Rows

____________________

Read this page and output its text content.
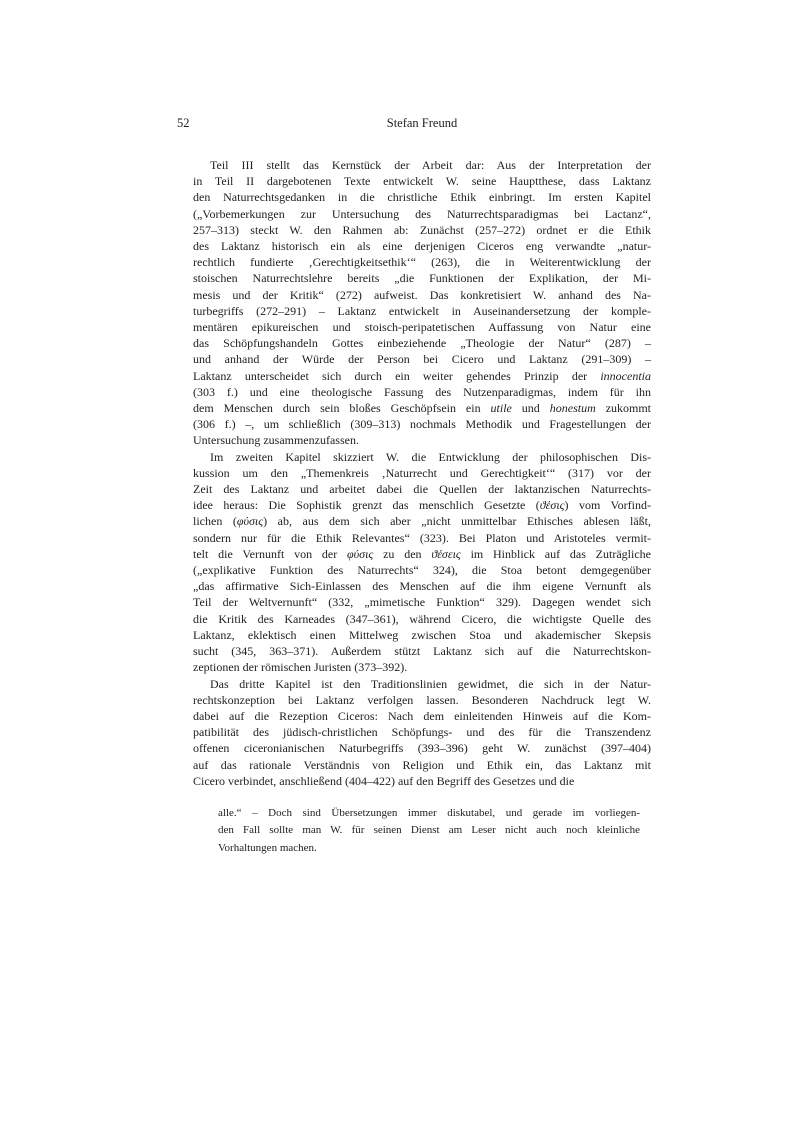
52	Stefan Freund
Teil III stellt das Kernstück der Arbeit dar: Aus der Interpretation der
in Teil II dargebotenen Texte entwickelt W. seine Hauptthese, dass Laktanz
den Naturrechtsgedanken in die christliche Ethik einbringt. Im ersten Kapitel
(„Vorbemerkungen zur Untersuchung des Naturrechtsparadigmas bei Lactanz“,
257–313) steckt W. den Rahmen ab: Zunächst (257–272) ordnet er die Ethik
des Laktanz historisch ein als eine derjenigen Ciceros eng verwandte „natur-
rechtlich fundierte ‚Gerechtigkeitsethik‘“ (263), die in Weiterentwicklung der
stoischen Naturrechtslehre bereits „die Funktionen der Explikation, der Mi-
mesis und der Kritik“ (272) aufweist. Das konkretisiert W. anhand des Na-
turbegriffs (272–291) – Laktanz entwickelt in Auseinandersetzung der komple-
mentären epikureischen und stoisch-peripatetischen Auffassung von Natur eine
das Schöpfungshandeln Gottes einbeziehende „Theologie der Natur“ (287) –
und anhand der Würde der Person bei Cicero und Laktanz (291–309) –
Laktanz unterscheidet sich durch ein weiter gehendes Prinzip der innocentia
(303 f.) und eine theologische Fassung des Nutzenparadigmas, indem für ihn
dem Menschen durch sein bloßes Geschöpfsein ein utile und honestum zukommt
(306 f.) –, um schließlich (309–313) nochmals Methodik und Fragestellungen der
Untersuchung zusammenzufassen.
Im zweiten Kapitel skizziert W. die Entwicklung der philosophischen Dis-
kussion um den „Themenkreis ‚Naturrecht und Gerechtigkeit‘“ (317) vor der
Zeit des Laktanz und arbeitet dabei die Quellen der laktanzischen Naturrechts-
idee heraus: Die Sophistik grenzt das menschlich Gesetzte (ϑέσις) vom Vorfind-
lichen (φύσις) ab, aus dem sich aber „nicht unmittelbar Ethisches ablesen läßt,
sondern nur für die Ethik Relevantes“ (323). Bei Platon und Aristoteles vermit-
telt die Vernunft von der φύσις zu den ϑέσεις im Hinblick auf das Zuträgliche
(„explikative Funktion des Naturrechts“ 324), die Stoa betont demgegenüber
„das affirmative Sich-Einlassen des Menschen auf die ihm eigene Vernunft als
Teil der Weltvernunft“ (332, „mimetische Funktion“ 329). Dagegen wendet sich
die Kritik des Karneades (347–361), während Cicero, die wichtigste Quelle des
Laktanz, eklektisch einen Mittelweg zwischen Stoa und akademischer Skepsis
sucht (345, 363–371). Außerdem stützt Laktanz sich auf die Naturrechtskon-
zeptionen der römischen Juristen (373–392).
Das dritte Kapitel ist den Traditionslinien gewidmet, die sich in der Natur-
rechtskonzeption bei Laktanz verfolgen lassen. Besonderen Nachdruck legt W.
dabei auf die Rezeption Ciceros: Nach dem einleitenden Hinweis auf die Kom-
patibilität des jüdisch-christlichen Schöpfungs- und des für die Transzendenz
offenen ciceronianischen Naturbegriffs (393–396) geht W. zunächst (397–404)
auf das rationale Verständnis von Religion und Ethik ein, das Laktanz mit
Cicero verbindet, anschließend (404–422) auf den Begriff des Gesetzes und die
alle.“ – Doch sind Übersetzungen immer diskutabel, und gerade im vorliegen-
den Fall sollte man W. für seinen Dienst am Leser nicht auch noch kleinliche
Vorhaltungen machen.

____________________

Task to complete
Set down all the entries exactly as they appear, but skip any pictures.

Full solution
Read this page and output its text content.
52	Stefan Freund
Teil III stellt das Kernstück der Arbeit dar: Aus der Interpretation der
in Teil II dargebotenen Texte entwickelt W. seine Hauptthese, dass Laktanz
den Naturrechtsgedanken in die christliche Ethik einbringt. Im ersten Kapitel
(„Vorbemerkungen zur Untersuchung des Naturrechtsparadigmas bei Lactanz“,
257–313) steckt W. den Rahmen ab: Zunächst (257–272) ordnet er die Ethik
des Laktanz historisch ein als eine derjenigen Ciceros eng verwandte „natur-
rechtlich fundierte ‚Gerechtigkeitsethik‘“ (263), die in Weiterentwicklung der
stoischen Naturrechtslehre bereits „die Funktionen der Explikation, der Mi-
mesis und der Kritik“ (272) aufweist. Das konkretisiert W. anhand des Na-
turbegriffs (272–291) – Laktanz entwickelt in Auseinandersetzung der komple-
mentären epikureischen und stoisch-peripatetischen Auffassung von Natur eine
das Schöpfungshandeln Gottes einbeziehende „Theologie der Natur“ (287) –
und anhand der Würde der Person bei Cicero und Laktanz (291–309) –
Laktanz unterscheidet sich durch ein weiter gehendes Prinzip der innocentia
(303 f.) und eine theologische Fassung des Nutzenparadigmas, indem für ihn
dem Menschen durch sein bloßes Geschöpfsein ein utile und honestum zukommt
(306 f.) –, um schließlich (309–313) nochmals Methodik und Fragestellungen der
Untersuchung zusammenzufassen.
Im zweiten Kapitel skizziert W. die Entwicklung der philosophischen Dis-
kussion um den „Themenkreis ‚Naturrecht und Gerechtigkeit‘“ (317) vor der
Zeit des Laktanz und arbeitet dabei die Quellen der laktanzischen Naturrechts-
idee heraus: Die Sophistik grenzt das menschlich Gesetzte (ϑέσις) vom Vorfind-
lichen (φύσις) ab, aus dem sich aber „nicht unmittelbar Ethisches ablesen läßt,
sondern nur für die Ethik Relevantes“ (323). Bei Platon und Aristoteles vermit-
telt die Vernunft von der φύσις zu den ϑέσεις im Hinblick auf das Zuträgliche
(„explikative Funktion des Naturrechts“ 324), die Stoa betont demgegenüber
„das affirmative Sich-Einlassen des Menschen auf die ihm eigene Vernunft als
Teil der Weltvernunft“ (332, „mimetische Funktion“ 329). Dagegen wendet sich
die Kritik des Karneades (347–361), während Cicero, die wichtigste Quelle des
Laktanz, eklektisch einen Mittelweg zwischen Stoa und akademischer Skepsis
sucht (345, 363–371). Außerdem stützt Laktanz sich auf die Naturrechtskon-
zeptionen der römischen Juristen (373–392).
Das dritte Kapitel ist den Traditionslinien gewidmet, die sich in der Natur-
rechtskonzeption bei Laktanz verfolgen lassen. Besonderen Nachdruck legt W.
dabei auf die Rezeption Ciceros: Nach dem einleitenden Hinweis auf die Kom-
patibilität des jüdisch-christlichen Schöpfungs- und des für die Transzendenz
offenen ciceronianischen Naturbegriffs (393–396) geht W. zunächst (397–404)
auf das rationale Verständnis von Religion und Ethik ein, das Laktanz mit
Cicero verbindet, anschließend (404–422) auf den Begriff des Gesetzes und die
alle.“ – Doch sind Übersetzungen immer diskutabel, und gerade im vorliegen-
den Fall sollte man W. für seinen Dienst am Leser nicht auch noch kleinliche
Vorhaltungen machen.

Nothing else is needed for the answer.